◆ Written request:
Looking through the listing, how many of its lines hold the word "name"? Answer with only the number.

◆ Data provided:

..............................

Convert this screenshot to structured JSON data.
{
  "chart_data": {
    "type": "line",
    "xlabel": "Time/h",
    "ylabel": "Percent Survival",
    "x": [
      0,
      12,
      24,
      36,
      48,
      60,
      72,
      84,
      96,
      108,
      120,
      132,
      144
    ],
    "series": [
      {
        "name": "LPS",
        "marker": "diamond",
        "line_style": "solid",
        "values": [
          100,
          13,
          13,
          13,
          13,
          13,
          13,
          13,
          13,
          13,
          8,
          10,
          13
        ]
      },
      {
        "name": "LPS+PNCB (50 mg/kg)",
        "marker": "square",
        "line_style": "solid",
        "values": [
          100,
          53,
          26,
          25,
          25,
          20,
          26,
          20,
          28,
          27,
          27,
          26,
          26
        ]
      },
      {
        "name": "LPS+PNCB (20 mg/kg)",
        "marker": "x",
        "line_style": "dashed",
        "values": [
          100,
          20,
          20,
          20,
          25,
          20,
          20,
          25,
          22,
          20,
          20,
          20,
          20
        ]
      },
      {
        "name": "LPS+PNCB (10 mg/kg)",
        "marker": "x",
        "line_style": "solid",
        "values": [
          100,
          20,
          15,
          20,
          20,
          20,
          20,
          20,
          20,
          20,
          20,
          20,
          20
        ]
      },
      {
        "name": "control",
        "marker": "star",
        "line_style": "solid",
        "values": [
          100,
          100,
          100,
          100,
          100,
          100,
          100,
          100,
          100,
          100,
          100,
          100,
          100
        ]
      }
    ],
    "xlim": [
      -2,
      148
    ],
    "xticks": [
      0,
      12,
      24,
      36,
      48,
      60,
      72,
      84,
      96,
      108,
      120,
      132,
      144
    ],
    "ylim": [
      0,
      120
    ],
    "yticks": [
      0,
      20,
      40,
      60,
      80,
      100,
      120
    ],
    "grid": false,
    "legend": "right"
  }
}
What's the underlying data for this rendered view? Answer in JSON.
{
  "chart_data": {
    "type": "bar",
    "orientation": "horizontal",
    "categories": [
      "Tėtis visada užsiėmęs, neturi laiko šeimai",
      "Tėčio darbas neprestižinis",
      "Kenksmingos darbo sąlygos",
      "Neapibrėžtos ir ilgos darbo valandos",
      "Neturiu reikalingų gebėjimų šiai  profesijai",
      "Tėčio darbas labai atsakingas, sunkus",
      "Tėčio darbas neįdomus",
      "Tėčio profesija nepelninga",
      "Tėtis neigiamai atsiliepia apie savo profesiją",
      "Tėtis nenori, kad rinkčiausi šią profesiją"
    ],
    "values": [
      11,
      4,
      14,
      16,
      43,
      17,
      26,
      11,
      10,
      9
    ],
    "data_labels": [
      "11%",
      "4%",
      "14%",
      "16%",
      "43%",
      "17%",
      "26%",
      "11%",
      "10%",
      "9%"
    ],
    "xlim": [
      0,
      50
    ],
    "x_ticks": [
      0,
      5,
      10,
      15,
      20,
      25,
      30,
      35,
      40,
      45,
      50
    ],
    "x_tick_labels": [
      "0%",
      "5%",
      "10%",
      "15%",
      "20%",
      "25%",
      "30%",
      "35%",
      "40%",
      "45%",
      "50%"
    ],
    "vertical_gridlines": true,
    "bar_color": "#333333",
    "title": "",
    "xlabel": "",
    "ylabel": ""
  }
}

..............................

◆ Solution:
5